** START **
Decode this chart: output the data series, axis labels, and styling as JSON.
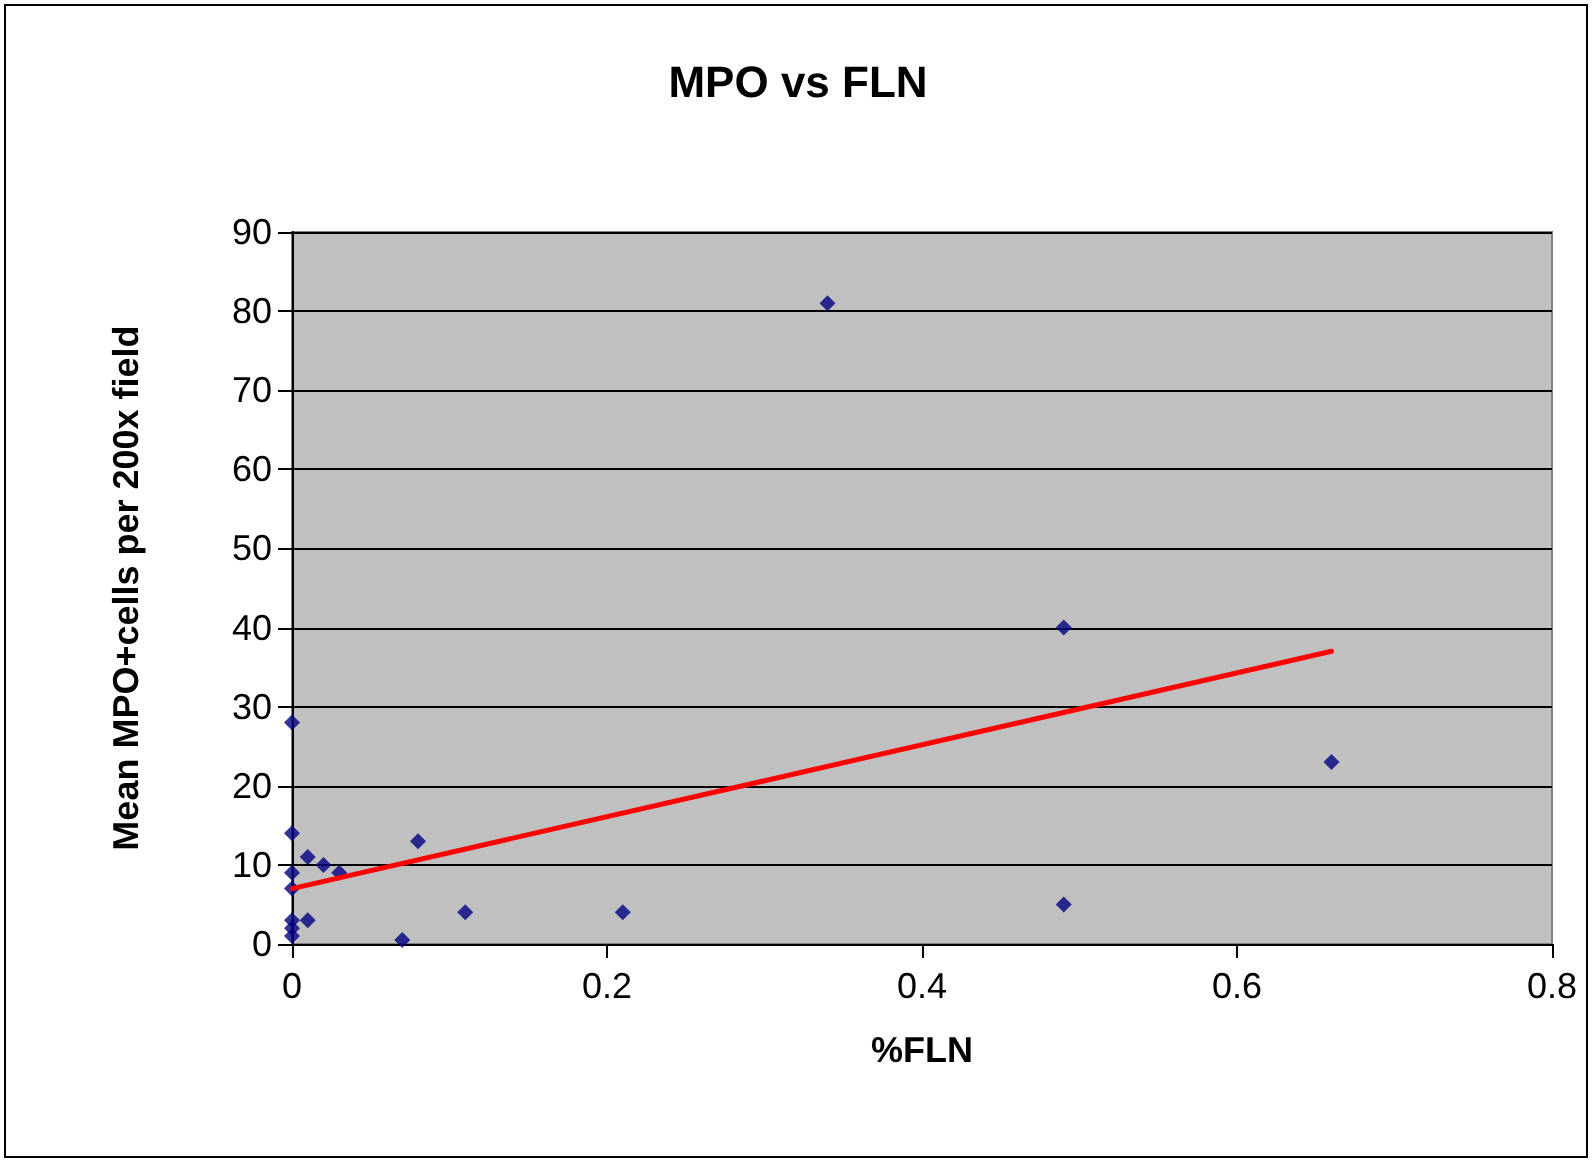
{
  "chart_data": {
    "type": "scatter",
    "title": "MPO vs FLN",
    "xlabel": "%FLN",
    "ylabel": "Mean MPO+cells per 200x field",
    "xlim": [
      0,
      0.8
    ],
    "xticks": [
      0,
      0.2,
      0.4,
      0.6,
      0.8
    ],
    "ylim": [
      0,
      90
    ],
    "yticks": [
      0,
      10,
      20,
      30,
      40,
      50,
      60,
      70,
      80,
      90
    ],
    "grid": "y",
    "marker": "diamond",
    "series": [
      {
        "color": "#000080",
        "x": [
          0,
          0,
          0,
          0,
          0,
          0,
          0,
          0.01,
          0.02,
          0.03,
          0.01,
          0.08,
          0.07,
          0.11,
          0.21,
          0.34,
          0.49,
          0.49,
          0.66
        ],
        "values": [
          28,
          14,
          9,
          7,
          3,
          2,
          1,
          11,
          10,
          9,
          3,
          13,
          0.5,
          4,
          4,
          81,
          40,
          5,
          23
        ]
      },
      {
        "type": "line",
        "color": "#ff0000",
        "x": [
          0,
          0.66
        ],
        "values": [
          7,
          37
        ],
        "marker": "none",
        "line_style": "solid"
      }
    ]
  }
}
** END **
■ Objective: Leave out the pictures and copy everything else in the records word for word.

■ Correct response:
Decode this chart: output the data series, axis labels, and styling as JSON.
{
  "chart_data": {
    "type": "scatter",
    "title": "MPO vs FLN",
    "xlabel": "%FLN",
    "ylabel": "Mean MPO+cells per 200x field",
    "xlim": [
      0,
      0.8
    ],
    "xticks": [
      0,
      0.2,
      0.4,
      0.6,
      0.8
    ],
    "ylim": [
      0,
      90
    ],
    "yticks": [
      0,
      10,
      20,
      30,
      40,
      50,
      60,
      70,
      80,
      90
    ],
    "grid": "y",
    "marker": "diamond",
    "series": [
      {
        "color": "#000080",
        "x": [
          0,
          0,
          0,
          0,
          0,
          0,
          0,
          0.01,
          0.02,
          0.03,
          0.01,
          0.08,
          0.07,
          0.11,
          0.21,
          0.34,
          0.49,
          0.49,
          0.66
        ],
        "values": [
          28,
          14,
          9,
          7,
          3,
          2,
          1,
          11,
          10,
          9,
          3,
          13,
          0.5,
          4,
          4,
          81,
          40,
          5,
          23
        ]
      },
      {
        "type": "line",
        "color": "#ff0000",
        "x": [
          0,
          0.66
        ],
        "values": [
          7,
          37
        ],
        "marker": "none",
        "line_style": "solid"
      }
    ]
  }
}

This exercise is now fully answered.